=== Work to do ===
Pick out and copy every line below that has the word "What".

=== Material provided ===

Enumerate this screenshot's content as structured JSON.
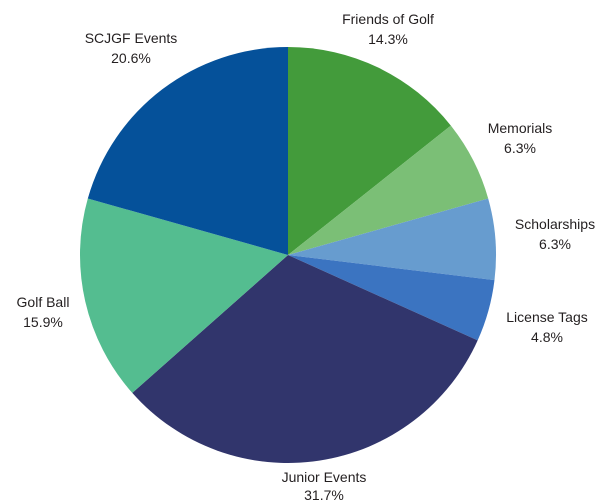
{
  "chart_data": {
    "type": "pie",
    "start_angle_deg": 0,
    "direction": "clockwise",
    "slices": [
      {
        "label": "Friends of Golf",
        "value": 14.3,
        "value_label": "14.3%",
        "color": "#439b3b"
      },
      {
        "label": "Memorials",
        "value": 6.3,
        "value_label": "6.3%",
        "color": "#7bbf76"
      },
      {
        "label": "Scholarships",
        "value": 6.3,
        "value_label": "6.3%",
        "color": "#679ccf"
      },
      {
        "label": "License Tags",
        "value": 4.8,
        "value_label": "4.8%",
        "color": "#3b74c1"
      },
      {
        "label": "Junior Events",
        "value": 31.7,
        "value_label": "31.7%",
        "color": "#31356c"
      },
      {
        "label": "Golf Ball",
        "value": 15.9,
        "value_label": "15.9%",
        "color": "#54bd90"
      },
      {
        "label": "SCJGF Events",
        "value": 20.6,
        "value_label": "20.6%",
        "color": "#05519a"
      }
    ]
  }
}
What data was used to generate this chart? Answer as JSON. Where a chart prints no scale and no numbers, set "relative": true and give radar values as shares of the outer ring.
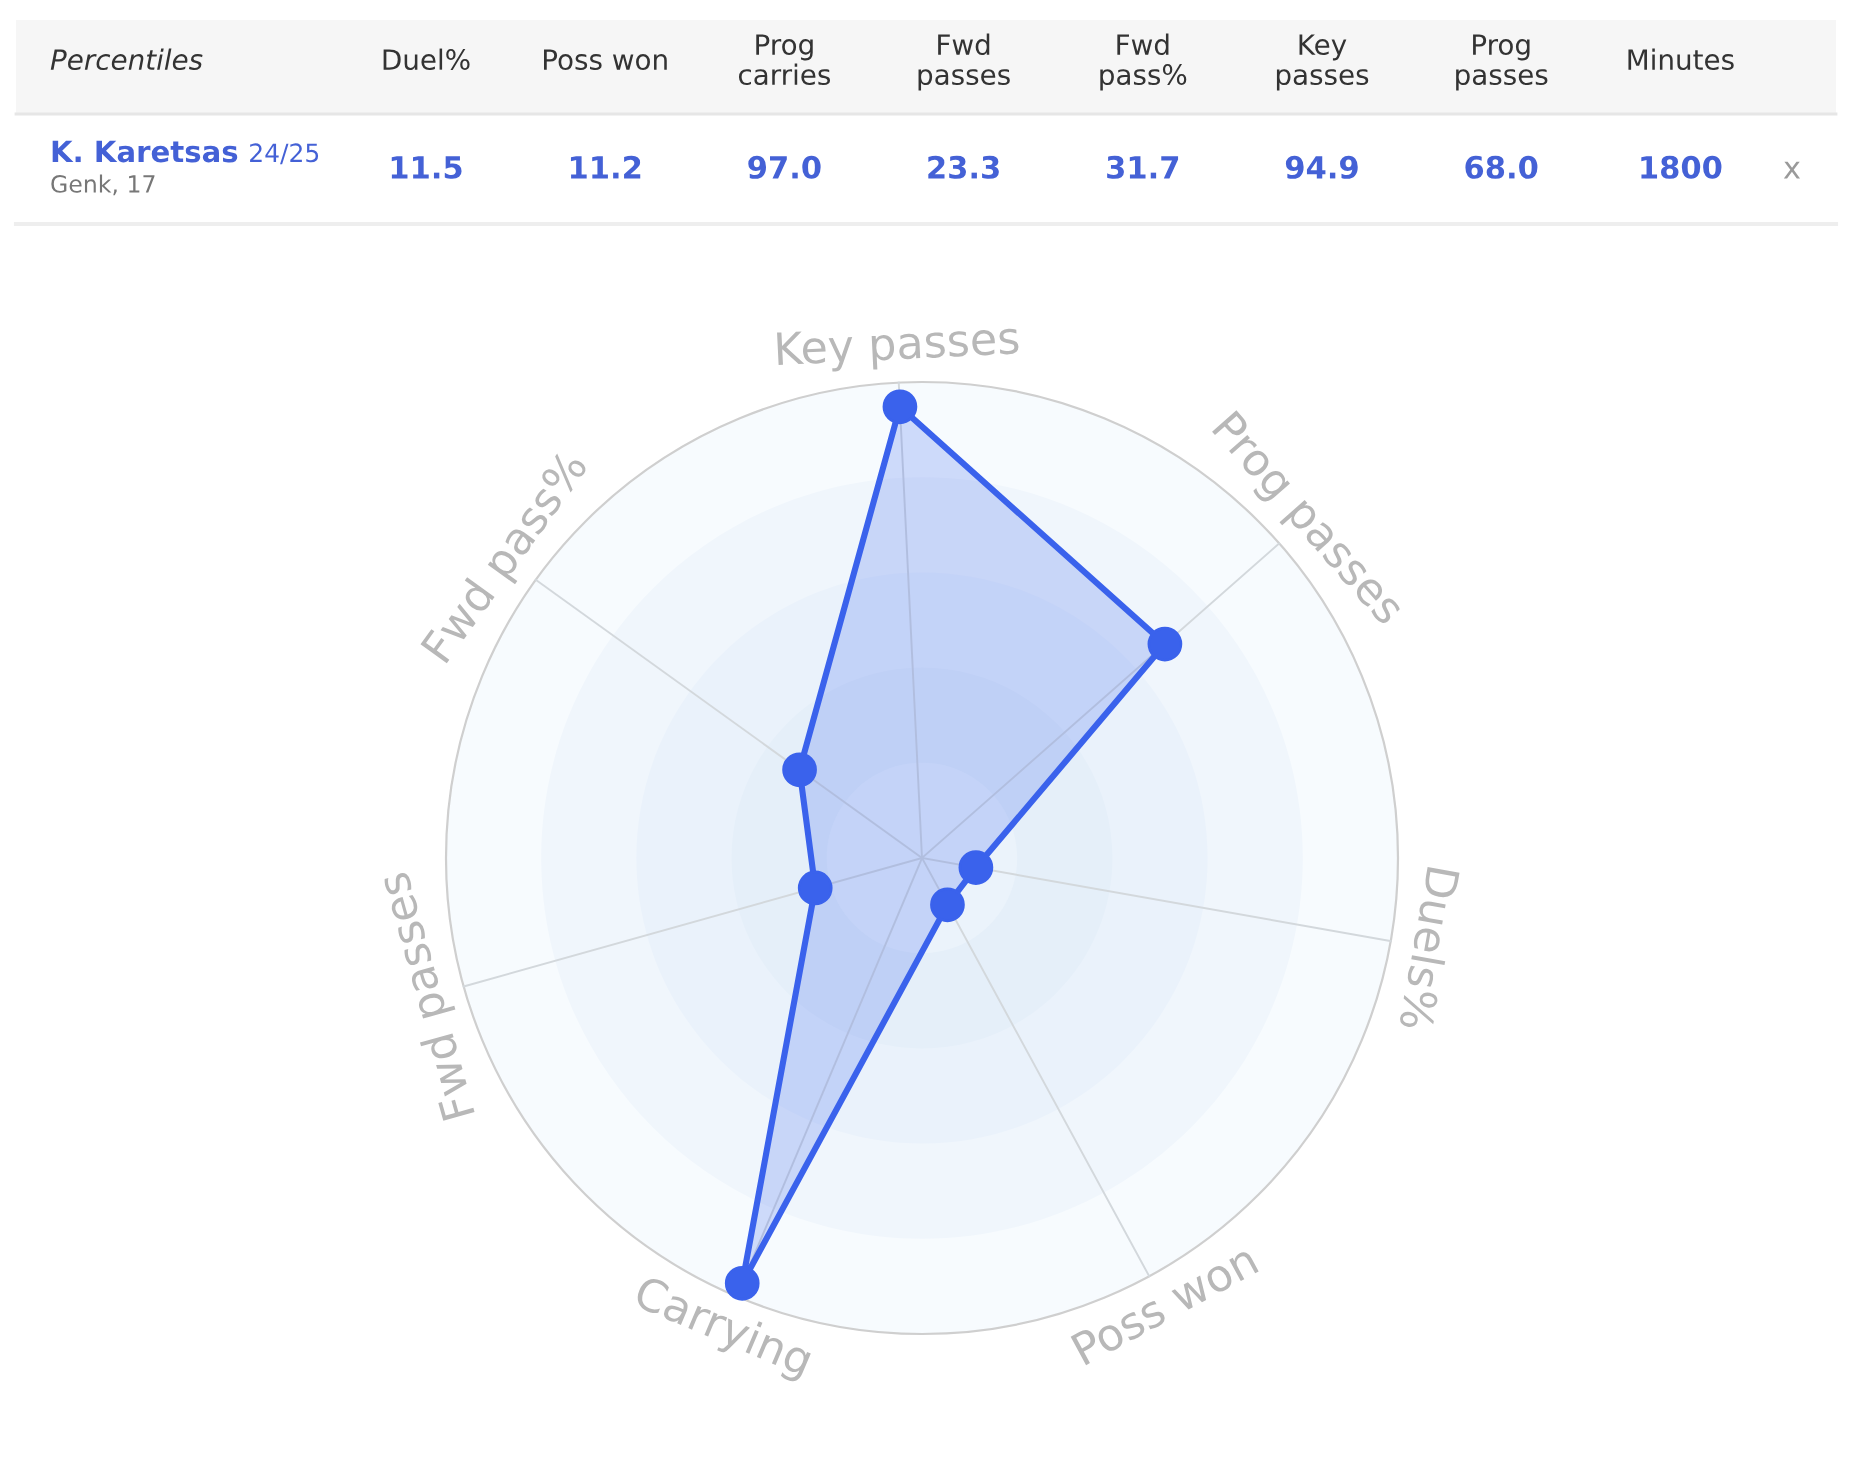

---

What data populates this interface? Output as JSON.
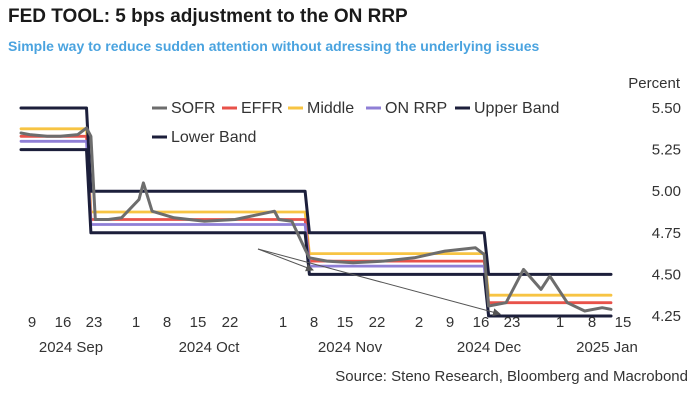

=== Problem solution ===
What data was used to generate this chart? Answer as JSON. Where a chart prints no scale and no numbers, set "relative": true and give radar values as shares of the outer ring.
What data populates this interface? Output as JSON.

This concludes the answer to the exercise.